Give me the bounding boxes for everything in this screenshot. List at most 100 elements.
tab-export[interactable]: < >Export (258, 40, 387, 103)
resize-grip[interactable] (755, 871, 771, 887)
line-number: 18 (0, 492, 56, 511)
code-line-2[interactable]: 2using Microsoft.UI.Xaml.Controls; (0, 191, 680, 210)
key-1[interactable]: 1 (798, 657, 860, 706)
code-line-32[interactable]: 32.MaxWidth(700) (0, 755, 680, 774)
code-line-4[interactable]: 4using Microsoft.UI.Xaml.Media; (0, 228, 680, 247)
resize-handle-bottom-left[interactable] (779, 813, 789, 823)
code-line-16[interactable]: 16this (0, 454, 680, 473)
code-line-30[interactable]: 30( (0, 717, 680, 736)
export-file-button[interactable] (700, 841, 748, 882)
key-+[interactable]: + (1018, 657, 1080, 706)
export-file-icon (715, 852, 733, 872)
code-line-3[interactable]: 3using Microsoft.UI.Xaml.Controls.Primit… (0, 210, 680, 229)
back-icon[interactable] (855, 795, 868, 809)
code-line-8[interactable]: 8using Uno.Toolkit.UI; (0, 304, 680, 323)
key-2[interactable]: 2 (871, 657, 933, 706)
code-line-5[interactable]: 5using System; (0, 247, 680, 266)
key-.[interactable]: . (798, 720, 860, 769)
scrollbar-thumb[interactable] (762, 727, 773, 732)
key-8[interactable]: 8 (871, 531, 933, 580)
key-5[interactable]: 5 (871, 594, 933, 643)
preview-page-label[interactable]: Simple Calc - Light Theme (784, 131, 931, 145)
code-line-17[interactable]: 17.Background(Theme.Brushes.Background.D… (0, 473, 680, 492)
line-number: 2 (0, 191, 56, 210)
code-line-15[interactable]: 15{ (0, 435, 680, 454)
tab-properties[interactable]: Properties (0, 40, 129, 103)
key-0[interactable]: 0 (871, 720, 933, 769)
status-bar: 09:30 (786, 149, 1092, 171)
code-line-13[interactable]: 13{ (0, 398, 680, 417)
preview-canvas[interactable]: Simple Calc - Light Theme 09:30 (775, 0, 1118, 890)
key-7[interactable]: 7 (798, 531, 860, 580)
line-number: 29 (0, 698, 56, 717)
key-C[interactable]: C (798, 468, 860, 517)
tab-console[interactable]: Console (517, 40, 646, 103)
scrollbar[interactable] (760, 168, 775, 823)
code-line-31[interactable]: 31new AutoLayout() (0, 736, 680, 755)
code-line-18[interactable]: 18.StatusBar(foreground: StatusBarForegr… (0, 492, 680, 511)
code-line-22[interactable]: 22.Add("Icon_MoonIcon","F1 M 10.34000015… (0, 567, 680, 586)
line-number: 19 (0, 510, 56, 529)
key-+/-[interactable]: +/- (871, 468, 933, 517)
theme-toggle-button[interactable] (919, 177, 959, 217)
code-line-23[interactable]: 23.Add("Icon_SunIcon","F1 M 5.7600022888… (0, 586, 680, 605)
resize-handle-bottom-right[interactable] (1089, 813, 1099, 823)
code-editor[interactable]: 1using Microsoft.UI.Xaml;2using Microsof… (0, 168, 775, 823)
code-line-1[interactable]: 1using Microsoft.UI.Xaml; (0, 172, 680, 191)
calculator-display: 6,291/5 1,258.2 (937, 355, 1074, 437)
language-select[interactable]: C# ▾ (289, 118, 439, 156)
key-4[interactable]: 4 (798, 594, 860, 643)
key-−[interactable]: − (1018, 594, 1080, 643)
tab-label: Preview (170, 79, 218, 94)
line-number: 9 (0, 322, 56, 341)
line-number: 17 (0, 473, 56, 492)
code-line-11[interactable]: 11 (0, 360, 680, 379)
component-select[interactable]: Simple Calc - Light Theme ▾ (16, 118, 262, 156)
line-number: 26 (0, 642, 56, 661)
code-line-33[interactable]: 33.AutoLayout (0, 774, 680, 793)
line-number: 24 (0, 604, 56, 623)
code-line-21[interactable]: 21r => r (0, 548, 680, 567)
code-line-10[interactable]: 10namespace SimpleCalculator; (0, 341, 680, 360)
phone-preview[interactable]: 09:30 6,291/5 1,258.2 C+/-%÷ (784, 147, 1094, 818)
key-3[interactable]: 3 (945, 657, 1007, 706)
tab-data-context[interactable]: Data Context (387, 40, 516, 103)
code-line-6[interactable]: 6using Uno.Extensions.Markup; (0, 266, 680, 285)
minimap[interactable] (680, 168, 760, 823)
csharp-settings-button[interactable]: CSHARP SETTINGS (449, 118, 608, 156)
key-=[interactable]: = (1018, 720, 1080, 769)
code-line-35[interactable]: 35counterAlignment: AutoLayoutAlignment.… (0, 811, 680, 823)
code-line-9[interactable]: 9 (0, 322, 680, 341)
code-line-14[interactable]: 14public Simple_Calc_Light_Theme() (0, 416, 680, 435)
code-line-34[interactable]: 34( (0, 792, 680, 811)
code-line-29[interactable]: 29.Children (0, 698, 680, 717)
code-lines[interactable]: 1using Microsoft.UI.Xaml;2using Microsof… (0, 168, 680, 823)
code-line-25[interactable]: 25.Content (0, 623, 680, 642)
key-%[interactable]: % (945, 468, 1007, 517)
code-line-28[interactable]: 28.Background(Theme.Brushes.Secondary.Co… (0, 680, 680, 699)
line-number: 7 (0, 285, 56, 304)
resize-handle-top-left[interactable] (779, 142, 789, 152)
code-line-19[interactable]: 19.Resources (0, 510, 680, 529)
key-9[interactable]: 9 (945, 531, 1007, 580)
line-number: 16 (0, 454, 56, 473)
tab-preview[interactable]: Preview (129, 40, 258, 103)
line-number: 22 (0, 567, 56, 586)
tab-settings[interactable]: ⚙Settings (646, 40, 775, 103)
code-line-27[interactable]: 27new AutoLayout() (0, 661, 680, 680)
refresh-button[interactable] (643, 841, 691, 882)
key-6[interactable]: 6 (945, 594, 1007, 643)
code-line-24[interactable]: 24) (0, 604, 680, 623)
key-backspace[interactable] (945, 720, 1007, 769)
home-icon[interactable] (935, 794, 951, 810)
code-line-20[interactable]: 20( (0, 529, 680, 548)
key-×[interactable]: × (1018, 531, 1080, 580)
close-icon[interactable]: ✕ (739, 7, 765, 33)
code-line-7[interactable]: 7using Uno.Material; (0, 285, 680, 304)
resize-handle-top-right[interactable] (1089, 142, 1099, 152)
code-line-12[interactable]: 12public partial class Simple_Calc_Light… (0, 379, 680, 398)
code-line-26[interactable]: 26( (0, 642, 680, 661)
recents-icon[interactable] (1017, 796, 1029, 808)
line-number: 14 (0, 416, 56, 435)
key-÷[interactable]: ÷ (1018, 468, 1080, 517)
────────
¿Podrías copiar sin ningún cambio las líneas del listado, desde su comienzo hasta la línea que contiene "492, 680, 511)", incluida esta última?

Give me the bounding boxes for everything in this screenshot. List at most 100 elements.
tab-export[interactable]: < >Export (258, 40, 387, 103)
resize-grip[interactable] (755, 871, 771, 887)
line-number: 18 (0, 492, 56, 511)
code-line-2[interactable]: 2using Microsoft.UI.Xaml.Controls; (0, 191, 680, 210)
key-1[interactable]: 1 (798, 657, 860, 706)
code-line-32[interactable]: 32.MaxWidth(700) (0, 755, 680, 774)
code-line-4[interactable]: 4using Microsoft.UI.Xaml.Media; (0, 228, 680, 247)
resize-handle-bottom-left[interactable] (779, 813, 789, 823)
code-line-16[interactable]: 16this (0, 454, 680, 473)
code-line-30[interactable]: 30( (0, 717, 680, 736)
export-file-button[interactable] (700, 841, 748, 882)
key-+[interactable]: + (1018, 657, 1080, 706)
export-file-icon (715, 852, 733, 872)
code-line-3[interactable]: 3using Microsoft.UI.Xaml.Controls.Primit… (0, 210, 680, 229)
back-icon[interactable] (855, 795, 868, 809)
code-line-8[interactable]: 8using Uno.Toolkit.UI; (0, 304, 680, 323)
key-2[interactable]: 2 (871, 657, 933, 706)
code-line-5[interactable]: 5using System; (0, 247, 680, 266)
key-.[interactable]: . (798, 720, 860, 769)
scrollbar-thumb[interactable] (762, 727, 773, 732)
key-8[interactable]: 8 (871, 531, 933, 580)
key-5[interactable]: 5 (871, 594, 933, 643)
preview-page-label[interactable]: Simple Calc - Light Theme (784, 131, 931, 145)
code-line-17[interactable]: 17.Background(Theme.Brushes.Background.D… (0, 473, 680, 492)
line-number: 2 (0, 191, 56, 210)
code-line-15[interactable]: 15{ (0, 435, 680, 454)
tab-properties[interactable]: Properties (0, 40, 129, 103)
key-0[interactable]: 0 (871, 720, 933, 769)
status-bar: 09:30 (786, 149, 1092, 171)
code-line-13[interactable]: 13{ (0, 398, 680, 417)
preview-canvas[interactable]: Simple Calc - Light Theme 09:30 (775, 0, 1118, 890)
key-7[interactable]: 7 (798, 531, 860, 580)
line-number: 29 (0, 698, 56, 717)
key-C[interactable]: C (798, 468, 860, 517)
tab-console[interactable]: Console (517, 40, 646, 103)
scrollbar[interactable] (760, 168, 775, 823)
code-line-31[interactable]: 31new AutoLayout() (0, 736, 680, 755)
code-line-18[interactable]: 18.StatusBar(foreground: StatusBarForegr… (0, 492, 680, 511)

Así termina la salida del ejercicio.